▶ **Description of the task**: Search the listing for "qualsiasi" and copy every line where it appears.

─── Information supplied ───

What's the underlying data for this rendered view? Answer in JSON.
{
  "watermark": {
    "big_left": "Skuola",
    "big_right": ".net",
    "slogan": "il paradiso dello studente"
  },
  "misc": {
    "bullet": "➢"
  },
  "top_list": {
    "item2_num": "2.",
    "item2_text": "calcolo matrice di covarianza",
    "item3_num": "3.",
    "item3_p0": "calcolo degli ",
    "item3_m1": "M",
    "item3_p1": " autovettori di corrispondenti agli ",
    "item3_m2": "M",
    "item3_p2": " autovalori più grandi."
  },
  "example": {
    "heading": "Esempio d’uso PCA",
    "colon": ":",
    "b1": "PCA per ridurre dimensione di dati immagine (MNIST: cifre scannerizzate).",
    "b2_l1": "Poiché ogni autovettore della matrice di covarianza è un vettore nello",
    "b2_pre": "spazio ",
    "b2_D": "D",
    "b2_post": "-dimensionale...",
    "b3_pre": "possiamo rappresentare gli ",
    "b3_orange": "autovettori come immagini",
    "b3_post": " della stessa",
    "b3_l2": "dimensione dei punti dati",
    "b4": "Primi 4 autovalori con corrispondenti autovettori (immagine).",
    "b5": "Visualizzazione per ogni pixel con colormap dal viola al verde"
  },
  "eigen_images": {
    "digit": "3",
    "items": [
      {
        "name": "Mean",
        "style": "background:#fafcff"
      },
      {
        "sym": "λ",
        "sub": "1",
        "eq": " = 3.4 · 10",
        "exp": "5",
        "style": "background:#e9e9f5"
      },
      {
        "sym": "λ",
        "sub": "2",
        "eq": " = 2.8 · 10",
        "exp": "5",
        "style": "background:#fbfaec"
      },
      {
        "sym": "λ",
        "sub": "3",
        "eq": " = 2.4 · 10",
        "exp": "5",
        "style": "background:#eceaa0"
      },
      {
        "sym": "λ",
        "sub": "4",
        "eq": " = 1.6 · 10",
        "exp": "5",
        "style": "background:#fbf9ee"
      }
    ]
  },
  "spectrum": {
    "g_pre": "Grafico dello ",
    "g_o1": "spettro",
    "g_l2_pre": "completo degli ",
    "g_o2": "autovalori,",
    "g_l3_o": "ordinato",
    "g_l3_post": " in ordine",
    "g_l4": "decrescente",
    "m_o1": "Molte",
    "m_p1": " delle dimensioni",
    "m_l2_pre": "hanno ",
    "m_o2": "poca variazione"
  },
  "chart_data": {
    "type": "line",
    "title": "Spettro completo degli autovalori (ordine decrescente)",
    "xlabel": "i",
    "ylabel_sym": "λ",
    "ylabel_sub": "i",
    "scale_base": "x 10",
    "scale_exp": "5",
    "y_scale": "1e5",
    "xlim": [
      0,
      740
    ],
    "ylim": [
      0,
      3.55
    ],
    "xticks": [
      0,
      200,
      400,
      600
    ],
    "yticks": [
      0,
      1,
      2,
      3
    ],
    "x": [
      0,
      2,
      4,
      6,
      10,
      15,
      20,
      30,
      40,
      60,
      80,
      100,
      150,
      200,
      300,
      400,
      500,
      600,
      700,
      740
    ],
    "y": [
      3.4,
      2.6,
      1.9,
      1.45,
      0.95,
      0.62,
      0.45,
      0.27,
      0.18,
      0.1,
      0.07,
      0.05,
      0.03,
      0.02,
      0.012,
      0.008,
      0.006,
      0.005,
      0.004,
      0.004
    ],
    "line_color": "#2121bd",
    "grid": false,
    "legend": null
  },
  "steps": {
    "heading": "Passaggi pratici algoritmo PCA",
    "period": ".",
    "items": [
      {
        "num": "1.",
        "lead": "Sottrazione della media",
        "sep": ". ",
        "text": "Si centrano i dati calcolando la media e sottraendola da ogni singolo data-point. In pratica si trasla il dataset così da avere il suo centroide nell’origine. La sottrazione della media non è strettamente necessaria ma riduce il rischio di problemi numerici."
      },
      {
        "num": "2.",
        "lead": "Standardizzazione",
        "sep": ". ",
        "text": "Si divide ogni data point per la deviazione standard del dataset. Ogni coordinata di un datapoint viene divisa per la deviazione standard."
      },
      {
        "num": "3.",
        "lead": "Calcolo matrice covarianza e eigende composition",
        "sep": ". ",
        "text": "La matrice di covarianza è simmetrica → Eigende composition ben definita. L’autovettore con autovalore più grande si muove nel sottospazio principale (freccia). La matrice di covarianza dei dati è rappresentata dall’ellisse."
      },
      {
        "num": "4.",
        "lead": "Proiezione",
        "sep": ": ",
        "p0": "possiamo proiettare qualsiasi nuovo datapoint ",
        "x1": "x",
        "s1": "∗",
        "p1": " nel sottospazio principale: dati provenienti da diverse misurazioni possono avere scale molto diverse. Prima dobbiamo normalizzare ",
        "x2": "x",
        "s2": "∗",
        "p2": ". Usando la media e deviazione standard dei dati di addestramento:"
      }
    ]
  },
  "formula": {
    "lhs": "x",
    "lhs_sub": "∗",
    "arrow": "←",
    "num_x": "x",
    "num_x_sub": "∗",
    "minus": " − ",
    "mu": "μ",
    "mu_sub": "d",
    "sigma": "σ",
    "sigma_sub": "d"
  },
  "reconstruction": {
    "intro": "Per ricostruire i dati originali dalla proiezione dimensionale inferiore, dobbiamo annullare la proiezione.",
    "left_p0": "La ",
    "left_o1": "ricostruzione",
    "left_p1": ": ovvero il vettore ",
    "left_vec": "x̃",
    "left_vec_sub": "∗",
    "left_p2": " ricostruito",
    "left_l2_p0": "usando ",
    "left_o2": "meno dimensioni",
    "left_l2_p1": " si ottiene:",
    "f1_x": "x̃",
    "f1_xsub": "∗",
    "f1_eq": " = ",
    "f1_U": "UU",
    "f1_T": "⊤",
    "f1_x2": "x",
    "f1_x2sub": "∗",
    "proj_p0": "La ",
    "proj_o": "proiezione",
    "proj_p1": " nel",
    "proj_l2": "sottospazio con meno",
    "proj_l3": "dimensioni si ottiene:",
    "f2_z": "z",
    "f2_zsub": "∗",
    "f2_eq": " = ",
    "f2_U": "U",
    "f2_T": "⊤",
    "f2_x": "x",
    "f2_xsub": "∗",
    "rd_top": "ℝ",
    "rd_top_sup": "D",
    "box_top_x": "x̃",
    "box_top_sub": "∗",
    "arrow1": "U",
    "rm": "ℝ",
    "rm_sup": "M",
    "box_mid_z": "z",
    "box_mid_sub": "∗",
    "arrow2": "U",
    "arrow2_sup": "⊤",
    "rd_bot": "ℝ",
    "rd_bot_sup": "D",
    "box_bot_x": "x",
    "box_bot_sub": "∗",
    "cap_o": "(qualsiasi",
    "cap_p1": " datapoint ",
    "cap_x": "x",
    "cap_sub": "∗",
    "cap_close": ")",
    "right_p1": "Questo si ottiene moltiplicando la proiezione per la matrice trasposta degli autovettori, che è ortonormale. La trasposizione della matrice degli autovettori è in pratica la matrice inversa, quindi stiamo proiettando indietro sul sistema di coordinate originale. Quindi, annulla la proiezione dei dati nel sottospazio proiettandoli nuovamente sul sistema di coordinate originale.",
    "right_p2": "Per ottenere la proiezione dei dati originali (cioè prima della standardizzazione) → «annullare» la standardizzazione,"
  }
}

───

▶ **Finished task**:
        "p0": "possiamo proiettare qualsiasi nuovo datapoint ",
    "cap_o": "(qualsiasi",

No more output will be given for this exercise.